-- start of Data provided --

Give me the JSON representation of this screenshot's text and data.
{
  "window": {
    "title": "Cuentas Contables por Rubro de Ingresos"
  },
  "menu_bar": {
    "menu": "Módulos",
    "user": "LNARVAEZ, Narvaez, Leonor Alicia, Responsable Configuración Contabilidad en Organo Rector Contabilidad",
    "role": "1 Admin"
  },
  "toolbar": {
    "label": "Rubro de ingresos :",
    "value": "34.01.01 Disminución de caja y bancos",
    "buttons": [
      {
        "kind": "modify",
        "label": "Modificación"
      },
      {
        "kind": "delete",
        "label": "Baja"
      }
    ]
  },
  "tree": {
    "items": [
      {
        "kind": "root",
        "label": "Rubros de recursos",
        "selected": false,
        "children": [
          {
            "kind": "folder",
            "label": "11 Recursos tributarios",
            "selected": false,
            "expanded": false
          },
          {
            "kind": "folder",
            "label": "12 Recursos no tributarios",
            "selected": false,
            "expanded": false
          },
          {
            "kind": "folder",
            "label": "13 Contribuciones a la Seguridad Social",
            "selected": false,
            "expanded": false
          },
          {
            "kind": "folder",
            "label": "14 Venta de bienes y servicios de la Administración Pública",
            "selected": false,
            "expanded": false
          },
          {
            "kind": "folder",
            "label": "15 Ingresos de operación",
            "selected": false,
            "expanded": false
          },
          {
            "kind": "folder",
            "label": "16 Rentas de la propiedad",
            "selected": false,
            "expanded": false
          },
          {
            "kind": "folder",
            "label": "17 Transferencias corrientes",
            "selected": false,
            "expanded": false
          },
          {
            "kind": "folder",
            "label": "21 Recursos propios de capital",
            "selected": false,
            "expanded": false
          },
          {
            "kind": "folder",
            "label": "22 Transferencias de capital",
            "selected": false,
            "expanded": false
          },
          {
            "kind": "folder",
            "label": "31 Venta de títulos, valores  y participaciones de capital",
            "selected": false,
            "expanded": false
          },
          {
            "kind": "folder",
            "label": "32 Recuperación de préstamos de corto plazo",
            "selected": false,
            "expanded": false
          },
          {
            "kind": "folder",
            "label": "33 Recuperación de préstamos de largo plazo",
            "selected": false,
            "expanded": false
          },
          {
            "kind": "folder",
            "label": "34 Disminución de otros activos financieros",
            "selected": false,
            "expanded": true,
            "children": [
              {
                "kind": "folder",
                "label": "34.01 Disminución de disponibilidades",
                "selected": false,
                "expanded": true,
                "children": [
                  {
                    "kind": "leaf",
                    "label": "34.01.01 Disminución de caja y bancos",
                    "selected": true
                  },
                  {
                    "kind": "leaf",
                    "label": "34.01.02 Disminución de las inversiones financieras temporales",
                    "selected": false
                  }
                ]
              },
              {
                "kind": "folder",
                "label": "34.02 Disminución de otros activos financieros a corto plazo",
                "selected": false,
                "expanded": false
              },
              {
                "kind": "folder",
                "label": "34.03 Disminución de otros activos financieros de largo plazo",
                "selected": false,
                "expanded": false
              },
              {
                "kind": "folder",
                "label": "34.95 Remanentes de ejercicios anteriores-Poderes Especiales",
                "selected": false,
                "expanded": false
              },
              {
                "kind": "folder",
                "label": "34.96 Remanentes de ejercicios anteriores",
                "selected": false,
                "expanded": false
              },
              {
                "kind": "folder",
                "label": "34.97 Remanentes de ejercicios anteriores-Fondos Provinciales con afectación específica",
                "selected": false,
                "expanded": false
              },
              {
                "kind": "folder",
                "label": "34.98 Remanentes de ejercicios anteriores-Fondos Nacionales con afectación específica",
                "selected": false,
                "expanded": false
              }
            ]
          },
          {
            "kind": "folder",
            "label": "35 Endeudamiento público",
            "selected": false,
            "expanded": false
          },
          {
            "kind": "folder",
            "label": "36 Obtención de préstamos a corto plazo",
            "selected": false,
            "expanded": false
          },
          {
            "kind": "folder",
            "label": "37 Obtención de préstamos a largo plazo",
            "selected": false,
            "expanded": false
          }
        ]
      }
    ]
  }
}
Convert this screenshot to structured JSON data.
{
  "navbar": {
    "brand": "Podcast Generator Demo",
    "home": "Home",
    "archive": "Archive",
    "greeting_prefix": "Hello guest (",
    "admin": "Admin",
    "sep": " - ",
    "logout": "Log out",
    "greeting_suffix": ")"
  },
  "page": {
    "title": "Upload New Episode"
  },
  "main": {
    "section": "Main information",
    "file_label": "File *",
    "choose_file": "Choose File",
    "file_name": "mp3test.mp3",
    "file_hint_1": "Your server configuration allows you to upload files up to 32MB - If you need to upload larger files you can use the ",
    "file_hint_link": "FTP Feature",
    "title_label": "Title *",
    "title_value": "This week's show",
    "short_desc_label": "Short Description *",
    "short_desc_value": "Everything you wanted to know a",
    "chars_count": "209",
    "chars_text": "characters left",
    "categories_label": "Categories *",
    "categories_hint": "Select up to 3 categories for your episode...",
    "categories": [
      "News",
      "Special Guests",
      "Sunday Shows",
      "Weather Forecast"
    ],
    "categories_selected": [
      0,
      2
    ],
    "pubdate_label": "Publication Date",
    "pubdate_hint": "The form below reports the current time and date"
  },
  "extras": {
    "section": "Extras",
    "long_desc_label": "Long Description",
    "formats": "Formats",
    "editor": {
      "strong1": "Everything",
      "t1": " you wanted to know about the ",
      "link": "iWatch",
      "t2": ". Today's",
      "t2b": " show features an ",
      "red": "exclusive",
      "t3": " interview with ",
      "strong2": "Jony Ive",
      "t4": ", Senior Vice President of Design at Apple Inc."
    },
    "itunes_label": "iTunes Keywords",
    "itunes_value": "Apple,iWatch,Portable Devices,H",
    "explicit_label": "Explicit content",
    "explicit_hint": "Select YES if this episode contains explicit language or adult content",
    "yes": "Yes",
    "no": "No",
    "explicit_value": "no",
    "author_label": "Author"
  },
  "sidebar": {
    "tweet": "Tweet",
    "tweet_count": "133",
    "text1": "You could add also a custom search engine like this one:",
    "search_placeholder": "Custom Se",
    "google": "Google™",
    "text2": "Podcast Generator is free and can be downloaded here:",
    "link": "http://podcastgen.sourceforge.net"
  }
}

-- end of Data provided --

What the task asks> Write the data back out verbatim.

The result>
Give me the JSON representation of this screenshot's text and data.
{
  "window": {
    "title": "Cuentas Contables por Rubro de Ingresos"
  },
  "menu_bar": {
    "menu": "Módulos",
    "user": "LNARVAEZ, Narvaez, Leonor Alicia, Responsable Configuración Contabilidad en Organo Rector Contabilidad",
    "role": "1 Admin"
  },
  "toolbar": {
    "label": "Rubro de ingresos :",
    "value": "34.01.01 Disminución de caja y bancos",
    "buttons": [
      {
        "kind": "modify",
        "label": "Modificación"
      },
      {
        "kind": "delete",
        "label": "Baja"
      }
    ]
  },
  "tree": {
    "items": [
      {
        "kind": "root",
        "label": "Rubros de recursos",
        "selected": false,
        "children": [
          {
            "kind": "folder",
            "label": "11 Recursos tributarios",
            "selected": false,
            "expanded": false
          },
          {
            "kind": "folder",
            "label": "12 Recursos no tributarios",
            "selected": false,
            "expanded": false
          },
          {
            "kind": "folder",
            "label": "13 Contribuciones a la Seguridad Social",
            "selected": false,
            "expanded": false
          },
          {
            "kind": "folder",
            "label": "14 Venta de bienes y servicios de la Administración Pública",
            "selected": false,
            "expanded": false
          },
          {
            "kind": "folder",
            "label": "15 Ingresos de operación",
            "selected": false,
            "expanded": false
          },
          {
            "kind": "folder",
            "label": "16 Rentas de la propiedad",
            "selected": false,
            "expanded": false
          },
          {
            "kind": "folder",
            "label": "17 Transferencias corrientes",
            "selected": false,
            "expanded": false
          },
          {
            "kind": "folder",
            "label": "21 Recursos propios de capital",
            "selected": false,
            "expanded": false
          },
          {
            "kind": "folder",
            "label": "22 Transferencias de capital",
            "selected": false,
            "expanded": false
          },
          {
            "kind": "folder",
            "label": "31 Venta de títulos, valores  y participaciones de capital",
            "selected": false,
            "expanded": false
          },
          {
            "kind": "folder",
            "label": "32 Recuperación de préstamos de corto plazo",
            "selected": false,
            "expanded": false
          },
          {
            "kind": "folder",
            "label": "33 Recuperación de préstamos de largo plazo",
            "selected": false,
            "expanded": false
          },
          {
            "kind": "folder",
            "label": "34 Disminución de otros activos financieros",
            "selected": false,
            "expanded": true,
            "children": [
              {
                "kind": "folder",
                "label": "34.01 Disminución de disponibilidades",
                "selected": false,
                "expanded": true,
                "children": [
                  {
                    "kind": "leaf",
                    "label": "34.01.01 Disminución de caja y bancos",
                    "selected": true
                  },
                  {
                    "kind": "leaf",
                    "label": "34.01.02 Disminución de las inversiones financieras temporales",
                    "selected": false
                  }
                ]
              },
              {
                "kind": "folder",
                "label": "34.02 Disminución de otros activos financieros a corto plazo",
                "selected": false,
                "expanded": false
              },
              {
                "kind": "folder",
                "label": "34.03 Disminución de otros activos financieros de largo plazo",
                "selected": false,
                "expanded": false
              },
              {
                "kind": "folder",
                "label": "34.95 Remanentes de ejercicios anteriores-Poderes Especiales",
                "selected": false,
                "expanded": false
              },
              {
                "kind": "folder",
                "label": "34.96 Remanentes de ejercicios anteriores",
                "selected": false,
                "expanded": false
              },
              {
                "kind": "folder",
                "label": "34.97 Remanentes de ejercicios anteriores-Fondos Provinciales con afectación específica",
                "selected": false,
                "expanded": false
              },
              {
                "kind": "folder",
                "label": "34.98 Remanentes de ejercicios anteriores-Fondos Nacionales con afectación específica",
                "selected": false,
                "expanded": false
              }
            ]
          },
          {
            "kind": "folder",
            "label": "35 Endeudamiento público",
            "selected": false,
            "expanded": false
          },
          {
            "kind": "folder",
            "label": "36 Obtención de préstamos a corto plazo",
            "selected": false,
            "expanded": false
          },
          {
            "kind": "folder",
            "label": "37 Obtención de préstamos a largo plazo",
            "selected": false,
            "expanded": false
          }
        ]
      }
    ]
  }
}
Convert this screenshot to structured JSON data.
{
  "navbar": {
    "brand": "Podcast Generator Demo",
    "home": "Home",
    "archive": "Archive",
    "greeting_prefix": "Hello guest (",
    "admin": "Admin",
    "sep": " - ",
    "logout": "Log out",
    "greeting_suffix": ")"
  },
  "page": {
    "title": "Upload New Episode"
  },
  "main": {
    "section": "Main information",
    "file_label": "File *",
    "choose_file": "Choose File",
    "file_name": "mp3test.mp3",
    "file_hint_1": "Your server configuration allows you to upload files up to 32MB - If you need to upload larger files you can use the ",
    "file_hint_link": "FTP Feature",
    "title_label": "Title *",
    "title_value": "This week's show",
    "short_desc_label": "Short Description *",
    "short_desc_value": "Everything you wanted to know a",
    "chars_count": "209",
    "chars_text": "characters left",
    "categories_label": "Categories *",
    "categories_hint": "Select up to 3 categories for your episode...",
    "categories": [
      "News",
      "Special Guests",
      "Sunday Shows",
      "Weather Forecast"
    ],
    "categories_selected": [
      0,
      2
    ],
    "pubdate_label": "Publication Date",
    "pubdate_hint": "The form below reports the current time and date"
  },
  "extras": {
    "section": "Extras",
    "long_desc_label": "Long Description",
    "formats": "Formats",
    "editor": {
      "strong1": "Everything",
      "t1": " you wanted to know about the ",
      "link": "iWatch",
      "t2": ". Today's",
      "t2b": " show features an ",
      "red": "exclusive",
      "t3": " interview with ",
      "strong2": "Jony Ive",
      "t4": ", Senior Vice President of Design at Apple Inc."
    },
    "itunes_label": "iTunes Keywords",
    "itunes_value": "Apple,iWatch,Portable Devices,H",
    "explicit_label": "Explicit content",
    "explicit_hint": "Select YES if this episode contains explicit language or adult content",
    "yes": "Yes",
    "no": "No",
    "explicit_value": "no",
    "author_label": "Author"
  },
  "sidebar": {
    "tweet": "Tweet",
    "tweet_count": "133",
    "text1": "You could add also a custom search engine like this one:",
    "search_placeholder": "Custom Se",
    "google": "Google™",
    "text2": "Podcast Generator is free and can be downloaded here:",
    "link": "http://podcastgen.sourceforge.net"
  }
}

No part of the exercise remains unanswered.